[START OF Data entries]

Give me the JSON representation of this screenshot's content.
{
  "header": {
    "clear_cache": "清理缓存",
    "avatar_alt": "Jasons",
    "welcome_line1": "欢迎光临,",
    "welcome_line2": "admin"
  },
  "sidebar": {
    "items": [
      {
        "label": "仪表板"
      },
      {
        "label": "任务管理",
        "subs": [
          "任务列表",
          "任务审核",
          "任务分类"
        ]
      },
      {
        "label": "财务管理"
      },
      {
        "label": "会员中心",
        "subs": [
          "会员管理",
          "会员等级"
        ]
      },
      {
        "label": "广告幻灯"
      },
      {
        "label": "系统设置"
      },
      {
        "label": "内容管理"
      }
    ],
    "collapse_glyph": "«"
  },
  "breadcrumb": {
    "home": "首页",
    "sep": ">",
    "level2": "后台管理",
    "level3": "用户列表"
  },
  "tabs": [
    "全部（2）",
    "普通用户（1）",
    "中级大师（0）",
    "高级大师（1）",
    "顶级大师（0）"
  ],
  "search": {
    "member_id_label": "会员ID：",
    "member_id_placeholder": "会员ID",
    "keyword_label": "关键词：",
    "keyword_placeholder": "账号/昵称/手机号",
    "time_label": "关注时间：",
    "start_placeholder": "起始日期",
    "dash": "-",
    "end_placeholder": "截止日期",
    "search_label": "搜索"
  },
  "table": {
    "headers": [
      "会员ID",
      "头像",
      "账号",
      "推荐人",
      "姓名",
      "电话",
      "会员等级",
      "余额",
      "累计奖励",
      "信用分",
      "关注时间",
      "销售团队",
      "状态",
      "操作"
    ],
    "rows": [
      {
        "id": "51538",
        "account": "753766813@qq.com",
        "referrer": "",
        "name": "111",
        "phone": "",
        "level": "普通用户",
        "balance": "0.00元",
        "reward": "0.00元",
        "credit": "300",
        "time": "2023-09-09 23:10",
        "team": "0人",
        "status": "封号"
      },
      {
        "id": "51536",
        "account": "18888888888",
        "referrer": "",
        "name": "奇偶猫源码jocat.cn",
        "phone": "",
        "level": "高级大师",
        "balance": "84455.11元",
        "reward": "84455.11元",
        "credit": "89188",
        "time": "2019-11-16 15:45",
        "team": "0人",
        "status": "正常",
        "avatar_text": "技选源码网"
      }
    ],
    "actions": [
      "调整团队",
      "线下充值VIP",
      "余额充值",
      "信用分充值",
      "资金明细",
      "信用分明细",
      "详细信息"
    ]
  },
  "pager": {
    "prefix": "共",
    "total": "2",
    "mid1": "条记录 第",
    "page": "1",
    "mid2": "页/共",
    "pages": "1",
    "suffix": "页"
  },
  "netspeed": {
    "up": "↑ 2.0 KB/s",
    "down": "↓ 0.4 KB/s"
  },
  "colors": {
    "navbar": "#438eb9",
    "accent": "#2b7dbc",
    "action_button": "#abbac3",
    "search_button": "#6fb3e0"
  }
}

[END OF Data entries]

Work to complete — Write out the material exactly as given.

In response —
Give me the JSON representation of this screenshot's content.
{
  "header": {
    "clear_cache": "清理缓存",
    "avatar_alt": "Jasons",
    "welcome_line1": "欢迎光临,",
    "welcome_line2": "admin"
  },
  "sidebar": {
    "items": [
      {
        "label": "仪表板"
      },
      {
        "label": "任务管理",
        "subs": [
          "任务列表",
          "任务审核",
          "任务分类"
        ]
      },
      {
        "label": "财务管理"
      },
      {
        "label": "会员中心",
        "subs": [
          "会员管理",
          "会员等级"
        ]
      },
      {
        "label": "广告幻灯"
      },
      {
        "label": "系统设置"
      },
      {
        "label": "内容管理"
      }
    ],
    "collapse_glyph": "«"
  },
  "breadcrumb": {
    "home": "首页",
    "sep": ">",
    "level2": "后台管理",
    "level3": "用户列表"
  },
  "tabs": [
    "全部（2）",
    "普通用户（1）",
    "中级大师（0）",
    "高级大师（1）",
    "顶级大师（0）"
  ],
  "search": {
    "member_id_label": "会员ID：",
    "member_id_placeholder": "会员ID",
    "keyword_label": "关键词：",
    "keyword_placeholder": "账号/昵称/手机号",
    "time_label": "关注时间：",
    "start_placeholder": "起始日期",
    "dash": "-",
    "end_placeholder": "截止日期",
    "search_label": "搜索"
  },
  "table": {
    "headers": [
      "会员ID",
      "头像",
      "账号",
      "推荐人",
      "姓名",
      "电话",
      "会员等级",
      "余额",
      "累计奖励",
      "信用分",
      "关注时间",
      "销售团队",
      "状态",
      "操作"
    ],
    "rows": [
      {
        "id": "51538",
        "account": "753766813@qq.com",
        "referrer": "",
        "name": "111",
        "phone": "",
        "level": "普通用户",
        "balance": "0.00元",
        "reward": "0.00元",
        "credit": "300",
        "time": "2023-09-09 23:10",
        "team": "0人",
        "status": "封号"
      },
      {
        "id": "51536",
        "account": "18888888888",
        "referrer": "",
        "name": "奇偶猫源码jocat.cn",
        "phone": "",
        "level": "高级大师",
        "balance": "84455.11元",
        "reward": "84455.11元",
        "credit": "89188",
        "time": "2019-11-16 15:45",
        "team": "0人",
        "status": "正常",
        "avatar_text": "技选源码网"
      }
    ],
    "actions": [
      "调整团队",
      "线下充值VIP",
      "余额充值",
      "信用分充值",
      "资金明细",
      "信用分明细",
      "详细信息"
    ]
  },
  "pager": {
    "prefix": "共",
    "total": "2",
    "mid1": "条记录 第",
    "page": "1",
    "mid2": "页/共",
    "pages": "1",
    "suffix": "页"
  },
  "netspeed": {
    "up": "↑ 2.0 KB/s",
    "down": "↓ 0.4 KB/s"
  },
  "colors": {
    "navbar": "#438eb9",
    "accent": "#2b7dbc",
    "action_button": "#abbac3",
    "search_button": "#6fb3e0"
  }
}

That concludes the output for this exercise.